#### Extracted records
►

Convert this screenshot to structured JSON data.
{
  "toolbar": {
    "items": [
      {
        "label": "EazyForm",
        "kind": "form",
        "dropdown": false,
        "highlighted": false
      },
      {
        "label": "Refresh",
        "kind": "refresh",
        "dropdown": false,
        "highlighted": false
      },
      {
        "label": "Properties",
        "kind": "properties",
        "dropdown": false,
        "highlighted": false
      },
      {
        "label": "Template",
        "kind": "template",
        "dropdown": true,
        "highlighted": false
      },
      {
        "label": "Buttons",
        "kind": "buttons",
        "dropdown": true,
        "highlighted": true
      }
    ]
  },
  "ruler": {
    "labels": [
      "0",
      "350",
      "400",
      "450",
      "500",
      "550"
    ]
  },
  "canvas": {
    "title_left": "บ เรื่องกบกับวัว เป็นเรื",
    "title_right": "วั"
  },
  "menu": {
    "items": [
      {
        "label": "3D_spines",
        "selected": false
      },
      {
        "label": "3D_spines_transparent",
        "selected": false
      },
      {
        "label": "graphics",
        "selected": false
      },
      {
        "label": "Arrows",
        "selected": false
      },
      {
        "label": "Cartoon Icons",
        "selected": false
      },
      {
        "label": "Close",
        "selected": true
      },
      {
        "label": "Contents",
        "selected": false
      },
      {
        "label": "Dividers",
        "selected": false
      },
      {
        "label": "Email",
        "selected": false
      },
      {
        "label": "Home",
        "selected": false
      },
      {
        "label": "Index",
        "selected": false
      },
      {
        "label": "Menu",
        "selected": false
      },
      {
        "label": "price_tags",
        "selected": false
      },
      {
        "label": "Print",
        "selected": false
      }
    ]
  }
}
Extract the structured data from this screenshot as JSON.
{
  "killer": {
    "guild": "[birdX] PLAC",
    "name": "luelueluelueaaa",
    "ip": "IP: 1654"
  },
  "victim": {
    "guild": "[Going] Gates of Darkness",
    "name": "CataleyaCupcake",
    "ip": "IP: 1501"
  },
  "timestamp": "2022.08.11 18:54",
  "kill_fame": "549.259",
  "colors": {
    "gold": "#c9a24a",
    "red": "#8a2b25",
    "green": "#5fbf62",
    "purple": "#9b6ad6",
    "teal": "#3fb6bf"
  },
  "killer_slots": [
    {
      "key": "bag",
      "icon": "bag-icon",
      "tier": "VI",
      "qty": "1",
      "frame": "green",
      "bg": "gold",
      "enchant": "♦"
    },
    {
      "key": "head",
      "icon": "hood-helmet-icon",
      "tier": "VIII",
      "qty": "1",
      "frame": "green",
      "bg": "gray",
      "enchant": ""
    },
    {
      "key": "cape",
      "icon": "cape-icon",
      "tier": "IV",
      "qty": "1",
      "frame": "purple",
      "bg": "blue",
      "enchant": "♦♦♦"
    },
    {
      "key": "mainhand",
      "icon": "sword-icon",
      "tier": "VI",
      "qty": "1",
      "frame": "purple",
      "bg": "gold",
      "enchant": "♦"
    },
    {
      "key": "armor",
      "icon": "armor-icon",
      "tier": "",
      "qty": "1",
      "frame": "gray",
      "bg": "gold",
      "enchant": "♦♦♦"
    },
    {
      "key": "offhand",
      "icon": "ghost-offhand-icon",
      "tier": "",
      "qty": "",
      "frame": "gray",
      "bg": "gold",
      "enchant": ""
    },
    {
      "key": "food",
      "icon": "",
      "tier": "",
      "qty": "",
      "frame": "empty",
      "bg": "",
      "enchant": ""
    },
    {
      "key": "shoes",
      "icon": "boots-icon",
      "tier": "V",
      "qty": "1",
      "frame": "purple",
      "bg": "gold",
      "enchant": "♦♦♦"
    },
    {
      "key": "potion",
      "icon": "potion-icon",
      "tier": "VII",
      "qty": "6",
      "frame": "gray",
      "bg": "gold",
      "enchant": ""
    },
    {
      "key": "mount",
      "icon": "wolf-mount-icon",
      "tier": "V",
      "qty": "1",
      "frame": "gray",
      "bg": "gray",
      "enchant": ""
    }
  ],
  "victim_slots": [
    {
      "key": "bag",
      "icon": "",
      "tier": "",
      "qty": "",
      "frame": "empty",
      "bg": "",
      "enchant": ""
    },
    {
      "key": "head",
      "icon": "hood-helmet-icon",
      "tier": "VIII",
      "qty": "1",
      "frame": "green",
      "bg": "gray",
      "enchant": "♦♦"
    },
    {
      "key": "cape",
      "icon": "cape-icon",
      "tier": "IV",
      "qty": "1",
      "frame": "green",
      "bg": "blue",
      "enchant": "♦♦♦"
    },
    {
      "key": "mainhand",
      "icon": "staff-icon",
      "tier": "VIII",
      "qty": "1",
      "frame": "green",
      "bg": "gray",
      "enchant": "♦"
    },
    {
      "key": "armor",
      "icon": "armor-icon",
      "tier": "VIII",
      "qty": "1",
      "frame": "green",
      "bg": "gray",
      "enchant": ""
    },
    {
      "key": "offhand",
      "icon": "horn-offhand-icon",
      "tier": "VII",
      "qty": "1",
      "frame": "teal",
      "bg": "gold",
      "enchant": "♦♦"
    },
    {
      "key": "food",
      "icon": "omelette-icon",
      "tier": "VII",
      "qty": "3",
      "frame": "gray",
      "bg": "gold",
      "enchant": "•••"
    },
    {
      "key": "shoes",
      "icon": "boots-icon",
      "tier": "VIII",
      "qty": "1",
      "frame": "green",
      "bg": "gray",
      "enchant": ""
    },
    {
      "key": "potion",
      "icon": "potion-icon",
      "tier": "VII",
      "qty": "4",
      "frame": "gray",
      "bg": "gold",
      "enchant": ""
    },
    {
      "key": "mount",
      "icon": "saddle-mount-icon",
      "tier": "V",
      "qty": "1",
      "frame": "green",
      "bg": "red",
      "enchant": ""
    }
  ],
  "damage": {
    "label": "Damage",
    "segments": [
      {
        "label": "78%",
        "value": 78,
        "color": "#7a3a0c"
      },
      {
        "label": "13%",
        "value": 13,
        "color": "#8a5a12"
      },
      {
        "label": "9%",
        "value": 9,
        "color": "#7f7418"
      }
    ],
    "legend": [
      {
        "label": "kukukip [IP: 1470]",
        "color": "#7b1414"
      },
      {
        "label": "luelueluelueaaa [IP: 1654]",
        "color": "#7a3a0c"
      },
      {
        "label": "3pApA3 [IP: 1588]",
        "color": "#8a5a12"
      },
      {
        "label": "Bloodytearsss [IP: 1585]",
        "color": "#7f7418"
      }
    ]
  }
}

◄

#### Directions
Repeat the data precisely, reproducing every entry.

#### Full output
Convert this screenshot to structured JSON data.
{
  "toolbar": {
    "items": [
      {
        "label": "EazyForm",
        "kind": "form",
        "dropdown": false,
        "highlighted": false
      },
      {
        "label": "Refresh",
        "kind": "refresh",
        "dropdown": false,
        "highlighted": false
      },
      {
        "label": "Properties",
        "kind": "properties",
        "dropdown": false,
        "highlighted": false
      },
      {
        "label": "Template",
        "kind": "template",
        "dropdown": true,
        "highlighted": false
      },
      {
        "label": "Buttons",
        "kind": "buttons",
        "dropdown": true,
        "highlighted": true
      }
    ]
  },
  "ruler": {
    "labels": [
      "0",
      "350",
      "400",
      "450",
      "500",
      "550"
    ]
  },
  "canvas": {
    "title_left": "บ เรื่องกบกับวัว เป็นเรื",
    "title_right": "วั"
  },
  "menu": {
    "items": [
      {
        "label": "3D_spines",
        "selected": false
      },
      {
        "label": "3D_spines_transparent",
        "selected": false
      },
      {
        "label": "graphics",
        "selected": false
      },
      {
        "label": "Arrows",
        "selected": false
      },
      {
        "label": "Cartoon Icons",
        "selected": false
      },
      {
        "label": "Close",
        "selected": true
      },
      {
        "label": "Contents",
        "selected": false
      },
      {
        "label": "Dividers",
        "selected": false
      },
      {
        "label": "Email",
        "selected": false
      },
      {
        "label": "Home",
        "selected": false
      },
      {
        "label": "Index",
        "selected": false
      },
      {
        "label": "Menu",
        "selected": false
      },
      {
        "label": "price_tags",
        "selected": false
      },
      {
        "label": "Print",
        "selected": false
      }
    ]
  }
}
Extract the structured data from this screenshot as JSON.
{
  "killer": {
    "guild": "[birdX] PLAC",
    "name": "luelueluelueaaa",
    "ip": "IP: 1654"
  },
  "victim": {
    "guild": "[Going] Gates of Darkness",
    "name": "CataleyaCupcake",
    "ip": "IP: 1501"
  },
  "timestamp": "2022.08.11 18:54",
  "kill_fame": "549.259",
  "colors": {
    "gold": "#c9a24a",
    "red": "#8a2b25",
    "green": "#5fbf62",
    "purple": "#9b6ad6",
    "teal": "#3fb6bf"
  },
  "killer_slots": [
    {
      "key": "bag",
      "icon": "bag-icon",
      "tier": "VI",
      "qty": "1",
      "frame": "green",
      "bg": "gold",
      "enchant": "♦"
    },
    {
      "key": "head",
      "icon": "hood-helmet-icon",
      "tier": "VIII",
      "qty": "1",
      "frame": "green",
      "bg": "gray",
      "enchant": ""
    },
    {
      "key": "cape",
      "icon": "cape-icon",
      "tier": "IV",
      "qty": "1",
      "frame": "purple",
      "bg": "blue",
      "enchant": "♦♦♦"
    },
    {
      "key": "mainhand",
      "icon": "sword-icon",
      "tier": "VI",
      "qty": "1",
      "frame": "purple",
      "bg": "gold",
      "enchant": "♦"
    },
    {
      "key": "armor",
      "icon": "armor-icon",
      "tier": "",
      "qty": "1",
      "frame": "gray",
      "bg": "gold",
      "enchant": "♦♦♦"
    },
    {
      "key": "offhand",
      "icon": "ghost-offhand-icon",
      "tier": "",
      "qty": "",
      "frame": "gray",
      "bg": "gold",
      "enchant": ""
    },
    {
      "key": "food",
      "icon": "",
      "tier": "",
      "qty": "",
      "frame": "empty",
      "bg": "",
      "enchant": ""
    },
    {
      "key": "shoes",
      "icon": "boots-icon",
      "tier": "V",
      "qty": "1",
      "frame": "purple",
      "bg": "gold",
      "enchant": "♦♦♦"
    },
    {
      "key": "potion",
      "icon": "potion-icon",
      "tier": "VII",
      "qty": "6",
      "frame": "gray",
      "bg": "gold",
      "enchant": ""
    },
    {
      "key": "mount",
      "icon": "wolf-mount-icon",
      "tier": "V",
      "qty": "1",
      "frame": "gray",
      "bg": "gray",
      "enchant": ""
    }
  ],
  "victim_slots": [
    {
      "key": "bag",
      "icon": "",
      "tier": "",
      "qty": "",
      "frame": "empty",
      "bg": "",
      "enchant": ""
    },
    {
      "key": "head",
      "icon": "hood-helmet-icon",
      "tier": "VIII",
      "qty": "1",
      "frame": "green",
      "bg": "gray",
      "enchant": "♦♦"
    },
    {
      "key": "cape",
      "icon": "cape-icon",
      "tier": "IV",
      "qty": "1",
      "frame": "green",
      "bg": "blue",
      "enchant": "♦♦♦"
    },
    {
      "key": "mainhand",
      "icon": "staff-icon",
      "tier": "VIII",
      "qty": "1",
      "frame": "green",
      "bg": "gray",
      "enchant": "♦"
    },
    {
      "key": "armor",
      "icon": "armor-icon",
      "tier": "VIII",
      "qty": "1",
      "frame": "green",
      "bg": "gray",
      "enchant": ""
    },
    {
      "key": "offhand",
      "icon": "horn-offhand-icon",
      "tier": "VII",
      "qty": "1",
      "frame": "teal",
      "bg": "gold",
      "enchant": "♦♦"
    },
    {
      "key": "food",
      "icon": "omelette-icon",
      "tier": "VII",
      "qty": "3",
      "frame": "gray",
      "bg": "gold",
      "enchant": "•••"
    },
    {
      "key": "shoes",
      "icon": "boots-icon",
      "tier": "VIII",
      "qty": "1",
      "frame": "green",
      "bg": "gray",
      "enchant": ""
    },
    {
      "key": "potion",
      "icon": "potion-icon",
      "tier": "VII",
      "qty": "4",
      "frame": "gray",
      "bg": "gold",
      "enchant": ""
    },
    {
      "key": "mount",
      "icon": "saddle-mount-icon",
      "tier": "V",
      "qty": "1",
      "frame": "green",
      "bg": "red",
      "enchant": ""
    }
  ],
  "damage": {
    "label": "Damage",
    "segments": [
      {
        "label": "78%",
        "value": 78,
        "color": "#7a3a0c"
      },
      {
        "label": "13%",
        "value": 13,
        "color": "#8a5a12"
      },
      {
        "label": "9%",
        "value": 9,
        "color": "#7f7418"
      }
    ],
    "legend": [
      {
        "label": "kukukip [IP: 1470]",
        "color": "#7b1414"
      },
      {
        "label": "luelueluelueaaa [IP: 1654]",
        "color": "#7a3a0c"
      },
      {
        "label": "3pApA3 [IP: 1588]",
        "color": "#8a5a12"
      },
      {
        "label": "Bloodytearsss [IP: 1585]",
        "color": "#7f7418"
      }
    ]
  }
}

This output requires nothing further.